- _Data items_
□ □ □ □
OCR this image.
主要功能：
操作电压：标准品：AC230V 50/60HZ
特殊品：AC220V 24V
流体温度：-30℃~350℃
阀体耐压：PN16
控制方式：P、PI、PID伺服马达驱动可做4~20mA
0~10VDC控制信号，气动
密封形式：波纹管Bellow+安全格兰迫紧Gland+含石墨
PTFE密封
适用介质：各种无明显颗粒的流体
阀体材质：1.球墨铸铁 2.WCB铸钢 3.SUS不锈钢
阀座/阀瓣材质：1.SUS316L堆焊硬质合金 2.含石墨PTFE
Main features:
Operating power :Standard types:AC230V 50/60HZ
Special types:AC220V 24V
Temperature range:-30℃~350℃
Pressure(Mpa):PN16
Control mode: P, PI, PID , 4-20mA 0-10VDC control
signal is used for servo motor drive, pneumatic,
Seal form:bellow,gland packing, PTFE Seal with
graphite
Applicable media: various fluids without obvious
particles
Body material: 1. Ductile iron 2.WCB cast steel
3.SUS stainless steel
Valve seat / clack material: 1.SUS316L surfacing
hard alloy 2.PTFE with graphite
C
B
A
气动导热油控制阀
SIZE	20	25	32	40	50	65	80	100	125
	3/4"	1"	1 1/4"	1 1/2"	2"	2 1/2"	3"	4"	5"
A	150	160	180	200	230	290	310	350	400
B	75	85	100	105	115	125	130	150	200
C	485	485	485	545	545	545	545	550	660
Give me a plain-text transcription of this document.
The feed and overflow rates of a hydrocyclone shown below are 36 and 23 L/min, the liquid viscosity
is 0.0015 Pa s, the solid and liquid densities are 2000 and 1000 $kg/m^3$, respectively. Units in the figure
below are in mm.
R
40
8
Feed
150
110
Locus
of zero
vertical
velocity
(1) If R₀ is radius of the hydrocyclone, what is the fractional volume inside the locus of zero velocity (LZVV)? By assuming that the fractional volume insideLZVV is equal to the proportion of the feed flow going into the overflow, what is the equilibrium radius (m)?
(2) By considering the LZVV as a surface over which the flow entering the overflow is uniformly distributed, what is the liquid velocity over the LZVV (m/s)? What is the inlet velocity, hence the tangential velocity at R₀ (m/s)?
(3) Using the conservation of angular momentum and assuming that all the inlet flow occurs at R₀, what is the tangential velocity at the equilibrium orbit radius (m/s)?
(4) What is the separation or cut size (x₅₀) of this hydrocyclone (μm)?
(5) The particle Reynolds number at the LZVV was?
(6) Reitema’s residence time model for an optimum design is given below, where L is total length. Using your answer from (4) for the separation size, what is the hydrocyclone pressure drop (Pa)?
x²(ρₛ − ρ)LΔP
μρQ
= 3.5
□ □ □ □
- _AIM OF THE EXERCISE_
Locate the lines above that contain "types" and copy them.

- _SOLUTION FOR THIS TASK_
Operating power :Standard types:AC230V 50/60HZ
Special types:AC220V 24V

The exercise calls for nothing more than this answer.